Output the full listing word for word.
========================
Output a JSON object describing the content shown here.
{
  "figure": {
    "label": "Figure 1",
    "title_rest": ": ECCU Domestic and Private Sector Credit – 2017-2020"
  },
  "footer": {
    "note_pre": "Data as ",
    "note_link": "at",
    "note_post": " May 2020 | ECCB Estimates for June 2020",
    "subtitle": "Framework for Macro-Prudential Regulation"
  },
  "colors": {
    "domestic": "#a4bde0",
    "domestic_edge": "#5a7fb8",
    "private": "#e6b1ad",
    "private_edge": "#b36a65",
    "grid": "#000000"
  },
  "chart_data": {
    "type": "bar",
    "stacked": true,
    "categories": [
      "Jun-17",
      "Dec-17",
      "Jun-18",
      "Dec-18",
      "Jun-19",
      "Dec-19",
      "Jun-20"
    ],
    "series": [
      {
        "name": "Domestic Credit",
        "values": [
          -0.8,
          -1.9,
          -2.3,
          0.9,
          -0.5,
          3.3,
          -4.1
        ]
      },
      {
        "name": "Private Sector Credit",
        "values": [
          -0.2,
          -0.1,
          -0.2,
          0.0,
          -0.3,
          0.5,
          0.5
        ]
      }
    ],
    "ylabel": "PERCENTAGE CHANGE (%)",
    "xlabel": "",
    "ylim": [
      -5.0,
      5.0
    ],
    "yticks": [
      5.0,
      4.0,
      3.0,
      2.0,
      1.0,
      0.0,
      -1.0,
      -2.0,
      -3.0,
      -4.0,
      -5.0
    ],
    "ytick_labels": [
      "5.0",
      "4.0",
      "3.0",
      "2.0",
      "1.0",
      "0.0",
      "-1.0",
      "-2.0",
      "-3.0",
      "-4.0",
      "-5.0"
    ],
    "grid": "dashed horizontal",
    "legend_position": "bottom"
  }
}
========================
**Written solution:**
Output a JSON object describing the content shown here.
{
  "figure": {
    "label": "Figure 1",
    "title_rest": ": ECCU Domestic and Private Sector Credit – 2017-2020"
  },
  "footer": {
    "note_pre": "Data as ",
    "note_link": "at",
    "note_post": " May 2020 | ECCB Estimates for June 2020",
    "subtitle": "Framework for Macro-Prudential Regulation"
  },
  "colors": {
    "domestic": "#a4bde0",
    "domestic_edge": "#5a7fb8",
    "private": "#e6b1ad",
    "private_edge": "#b36a65",
    "grid": "#000000"
  },
  "chart_data": {
    "type": "bar",
    "stacked": true,
    "categories": [
      "Jun-17",
      "Dec-17",
      "Jun-18",
      "Dec-18",
      "Jun-19",
      "Dec-19",
      "Jun-20"
    ],
    "series": [
      {
        "name": "Domestic Credit",
        "values": [
          -0.8,
          -1.9,
          -2.3,
          0.9,
          -0.5,
          3.3,
          -4.1
        ]
      },
      {
        "name": "Private Sector Credit",
        "values": [
          -0.2,
          -0.1,
          -0.2,
          0.0,
          -0.3,
          0.5,
          0.5
        ]
      }
    ],
    "ylabel": "PERCENTAGE CHANGE (%)",
    "xlabel": "",
    "ylim": [
      -5.0,
      5.0
    ],
    "yticks": [
      5.0,
      4.0,
      3.0,
      2.0,
      1.0,
      0.0,
      -1.0,
      -2.0,
      -3.0,
      -4.0,
      -5.0
    ],
    "ytick_labels": [
      "5.0",
      "4.0",
      "3.0",
      "2.0",
      "1.0",
      "0.0",
      "-1.0",
      "-2.0",
      "-3.0",
      "-4.0",
      "-5.0"
    ],
    "grid": "dashed horizontal",
    "legend_position": "bottom"
  }
}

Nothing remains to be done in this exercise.